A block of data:

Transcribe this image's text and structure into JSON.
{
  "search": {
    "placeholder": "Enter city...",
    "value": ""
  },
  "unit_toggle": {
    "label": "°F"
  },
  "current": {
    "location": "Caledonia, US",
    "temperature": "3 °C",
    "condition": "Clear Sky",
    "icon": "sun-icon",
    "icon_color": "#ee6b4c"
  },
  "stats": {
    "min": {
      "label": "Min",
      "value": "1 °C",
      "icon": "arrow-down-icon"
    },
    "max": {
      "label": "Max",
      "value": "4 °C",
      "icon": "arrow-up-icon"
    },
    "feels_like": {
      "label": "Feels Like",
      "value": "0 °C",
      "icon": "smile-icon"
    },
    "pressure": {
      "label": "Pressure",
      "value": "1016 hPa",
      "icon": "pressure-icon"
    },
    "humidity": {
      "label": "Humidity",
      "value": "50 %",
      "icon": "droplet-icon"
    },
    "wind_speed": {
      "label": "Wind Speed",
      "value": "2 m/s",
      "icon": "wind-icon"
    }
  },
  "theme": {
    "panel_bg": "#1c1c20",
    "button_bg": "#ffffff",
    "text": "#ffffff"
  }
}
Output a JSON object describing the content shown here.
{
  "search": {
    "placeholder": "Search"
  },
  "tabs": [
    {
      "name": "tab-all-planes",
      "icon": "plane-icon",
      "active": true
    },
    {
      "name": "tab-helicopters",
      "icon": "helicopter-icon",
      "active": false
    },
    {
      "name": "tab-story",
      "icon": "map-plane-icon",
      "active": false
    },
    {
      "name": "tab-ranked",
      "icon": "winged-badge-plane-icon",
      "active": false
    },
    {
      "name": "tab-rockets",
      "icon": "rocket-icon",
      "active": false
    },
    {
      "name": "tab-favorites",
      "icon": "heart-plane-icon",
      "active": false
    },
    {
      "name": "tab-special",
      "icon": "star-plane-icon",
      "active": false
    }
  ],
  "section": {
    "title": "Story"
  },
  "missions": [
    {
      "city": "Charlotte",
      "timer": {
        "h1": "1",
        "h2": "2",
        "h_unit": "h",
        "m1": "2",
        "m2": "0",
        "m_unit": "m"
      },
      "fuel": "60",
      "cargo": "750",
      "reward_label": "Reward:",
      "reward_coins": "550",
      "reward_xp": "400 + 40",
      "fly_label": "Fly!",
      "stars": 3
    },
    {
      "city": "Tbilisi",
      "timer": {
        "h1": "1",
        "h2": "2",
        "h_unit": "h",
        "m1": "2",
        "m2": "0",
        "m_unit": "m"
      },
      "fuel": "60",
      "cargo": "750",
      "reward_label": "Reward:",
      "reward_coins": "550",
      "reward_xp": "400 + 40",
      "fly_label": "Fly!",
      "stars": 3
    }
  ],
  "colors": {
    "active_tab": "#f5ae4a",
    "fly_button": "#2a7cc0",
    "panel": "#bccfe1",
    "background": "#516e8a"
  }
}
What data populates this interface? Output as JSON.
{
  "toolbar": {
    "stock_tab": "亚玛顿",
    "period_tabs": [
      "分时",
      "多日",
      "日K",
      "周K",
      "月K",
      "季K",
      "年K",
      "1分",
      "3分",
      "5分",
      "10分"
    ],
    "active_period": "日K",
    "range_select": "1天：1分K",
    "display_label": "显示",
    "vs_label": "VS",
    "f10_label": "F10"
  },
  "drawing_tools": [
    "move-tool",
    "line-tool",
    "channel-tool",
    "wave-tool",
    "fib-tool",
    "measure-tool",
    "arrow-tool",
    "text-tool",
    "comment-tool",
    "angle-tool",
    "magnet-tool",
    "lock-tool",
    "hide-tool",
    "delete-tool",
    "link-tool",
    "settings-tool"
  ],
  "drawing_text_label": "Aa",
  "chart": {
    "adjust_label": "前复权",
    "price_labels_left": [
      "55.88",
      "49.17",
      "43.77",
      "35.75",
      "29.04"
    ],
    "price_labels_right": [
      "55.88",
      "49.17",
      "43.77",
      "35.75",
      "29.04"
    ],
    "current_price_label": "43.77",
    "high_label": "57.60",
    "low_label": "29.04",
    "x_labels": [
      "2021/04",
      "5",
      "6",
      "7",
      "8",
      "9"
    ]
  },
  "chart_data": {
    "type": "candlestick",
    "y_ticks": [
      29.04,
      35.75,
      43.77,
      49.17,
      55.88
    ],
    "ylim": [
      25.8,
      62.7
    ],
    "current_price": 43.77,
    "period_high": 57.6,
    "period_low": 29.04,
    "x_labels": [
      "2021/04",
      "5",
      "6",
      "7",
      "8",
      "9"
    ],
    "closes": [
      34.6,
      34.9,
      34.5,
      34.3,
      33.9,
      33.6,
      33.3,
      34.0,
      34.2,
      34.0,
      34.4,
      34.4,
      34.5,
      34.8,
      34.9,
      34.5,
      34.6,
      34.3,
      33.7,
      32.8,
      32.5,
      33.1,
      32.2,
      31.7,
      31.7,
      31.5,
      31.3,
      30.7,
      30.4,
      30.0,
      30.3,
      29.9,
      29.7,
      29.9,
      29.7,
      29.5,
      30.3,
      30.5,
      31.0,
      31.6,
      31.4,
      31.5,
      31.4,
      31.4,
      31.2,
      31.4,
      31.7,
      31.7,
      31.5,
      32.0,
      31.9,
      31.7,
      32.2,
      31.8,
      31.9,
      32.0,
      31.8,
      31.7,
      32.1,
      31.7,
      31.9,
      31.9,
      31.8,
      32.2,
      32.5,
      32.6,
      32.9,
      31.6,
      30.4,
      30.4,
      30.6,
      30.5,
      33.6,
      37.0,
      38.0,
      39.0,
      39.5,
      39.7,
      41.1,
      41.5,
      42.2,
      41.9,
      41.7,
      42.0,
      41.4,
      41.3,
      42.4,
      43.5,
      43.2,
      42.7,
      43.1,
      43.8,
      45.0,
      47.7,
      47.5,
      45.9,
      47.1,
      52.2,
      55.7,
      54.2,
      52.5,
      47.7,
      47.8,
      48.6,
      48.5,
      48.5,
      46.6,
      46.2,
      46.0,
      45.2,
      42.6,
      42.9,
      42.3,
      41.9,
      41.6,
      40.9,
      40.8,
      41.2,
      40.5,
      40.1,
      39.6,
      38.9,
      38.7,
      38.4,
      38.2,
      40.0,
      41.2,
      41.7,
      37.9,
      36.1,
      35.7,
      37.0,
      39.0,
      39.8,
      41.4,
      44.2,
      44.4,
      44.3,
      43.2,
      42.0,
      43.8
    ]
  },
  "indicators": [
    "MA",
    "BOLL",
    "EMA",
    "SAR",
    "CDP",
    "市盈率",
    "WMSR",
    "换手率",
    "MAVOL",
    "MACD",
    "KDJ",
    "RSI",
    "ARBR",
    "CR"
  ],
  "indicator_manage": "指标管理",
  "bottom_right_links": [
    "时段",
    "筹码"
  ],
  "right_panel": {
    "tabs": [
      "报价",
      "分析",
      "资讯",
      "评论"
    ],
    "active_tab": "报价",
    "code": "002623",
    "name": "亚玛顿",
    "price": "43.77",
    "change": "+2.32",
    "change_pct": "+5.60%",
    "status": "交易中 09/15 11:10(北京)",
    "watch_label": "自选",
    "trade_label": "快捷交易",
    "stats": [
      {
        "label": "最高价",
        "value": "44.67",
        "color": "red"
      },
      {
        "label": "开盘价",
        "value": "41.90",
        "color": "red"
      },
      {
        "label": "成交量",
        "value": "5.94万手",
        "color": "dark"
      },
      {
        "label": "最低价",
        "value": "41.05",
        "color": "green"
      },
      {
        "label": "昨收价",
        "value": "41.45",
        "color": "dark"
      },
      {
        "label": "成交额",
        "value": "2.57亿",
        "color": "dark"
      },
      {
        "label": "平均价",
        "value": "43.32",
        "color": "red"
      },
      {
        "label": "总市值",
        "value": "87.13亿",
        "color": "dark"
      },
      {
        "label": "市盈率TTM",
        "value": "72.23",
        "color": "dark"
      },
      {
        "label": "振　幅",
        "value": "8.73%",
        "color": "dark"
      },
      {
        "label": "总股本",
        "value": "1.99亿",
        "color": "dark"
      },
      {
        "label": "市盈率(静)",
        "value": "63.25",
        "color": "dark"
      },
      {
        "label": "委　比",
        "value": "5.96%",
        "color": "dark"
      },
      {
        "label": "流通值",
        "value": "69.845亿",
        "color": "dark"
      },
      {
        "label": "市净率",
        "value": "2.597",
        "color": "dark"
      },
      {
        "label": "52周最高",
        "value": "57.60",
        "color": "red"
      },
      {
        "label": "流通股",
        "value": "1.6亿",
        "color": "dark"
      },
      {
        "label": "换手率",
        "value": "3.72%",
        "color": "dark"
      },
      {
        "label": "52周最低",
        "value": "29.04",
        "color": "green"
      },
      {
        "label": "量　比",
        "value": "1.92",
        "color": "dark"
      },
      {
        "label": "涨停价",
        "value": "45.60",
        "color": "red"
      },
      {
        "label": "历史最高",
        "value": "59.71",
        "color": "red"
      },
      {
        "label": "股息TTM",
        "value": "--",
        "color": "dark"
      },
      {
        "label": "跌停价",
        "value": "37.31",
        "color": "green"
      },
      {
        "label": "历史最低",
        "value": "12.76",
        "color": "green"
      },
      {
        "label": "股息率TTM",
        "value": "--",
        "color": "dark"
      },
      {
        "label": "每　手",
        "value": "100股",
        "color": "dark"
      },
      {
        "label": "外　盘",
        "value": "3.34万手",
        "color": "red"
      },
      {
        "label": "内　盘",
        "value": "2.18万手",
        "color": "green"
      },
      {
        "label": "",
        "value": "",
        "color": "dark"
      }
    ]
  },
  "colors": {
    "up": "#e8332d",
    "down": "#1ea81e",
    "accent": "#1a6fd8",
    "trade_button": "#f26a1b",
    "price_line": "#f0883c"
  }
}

◆ **The task**
Copy out every line of the listing that contains the string "city".

◆ **Result of this task**
    "placeholder": "Enter city...",
      "city": "Charlotte",
      "city": "Tbilisi",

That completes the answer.